Input material:

===============

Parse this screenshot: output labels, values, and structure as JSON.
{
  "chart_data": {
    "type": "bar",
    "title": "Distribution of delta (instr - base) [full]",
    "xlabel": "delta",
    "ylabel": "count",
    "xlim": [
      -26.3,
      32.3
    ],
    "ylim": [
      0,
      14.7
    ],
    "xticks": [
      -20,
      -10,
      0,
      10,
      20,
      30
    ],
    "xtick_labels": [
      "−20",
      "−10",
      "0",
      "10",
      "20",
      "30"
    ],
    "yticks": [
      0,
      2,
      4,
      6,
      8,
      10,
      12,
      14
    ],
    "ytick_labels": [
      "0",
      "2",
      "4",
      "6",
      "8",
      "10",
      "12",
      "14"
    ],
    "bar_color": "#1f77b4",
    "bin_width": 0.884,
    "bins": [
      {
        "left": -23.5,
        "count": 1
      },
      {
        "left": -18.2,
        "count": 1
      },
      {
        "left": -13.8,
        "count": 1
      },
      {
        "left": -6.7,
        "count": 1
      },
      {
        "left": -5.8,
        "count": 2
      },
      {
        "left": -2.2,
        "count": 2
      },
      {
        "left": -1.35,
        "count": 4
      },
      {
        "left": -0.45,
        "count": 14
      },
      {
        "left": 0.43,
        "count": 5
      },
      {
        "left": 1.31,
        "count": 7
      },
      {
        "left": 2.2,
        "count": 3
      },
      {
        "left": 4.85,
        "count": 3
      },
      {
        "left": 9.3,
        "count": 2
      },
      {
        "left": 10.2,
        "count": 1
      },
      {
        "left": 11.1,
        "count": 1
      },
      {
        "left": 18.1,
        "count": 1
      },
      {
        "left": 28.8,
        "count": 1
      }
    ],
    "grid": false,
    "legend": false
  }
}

===============

Work to complete:
Scan the listing above. Collect all lines with the word "delta".

Answer:
    "title": "Distribution of delta (instr - base) [full]",
    "xlabel": "delta",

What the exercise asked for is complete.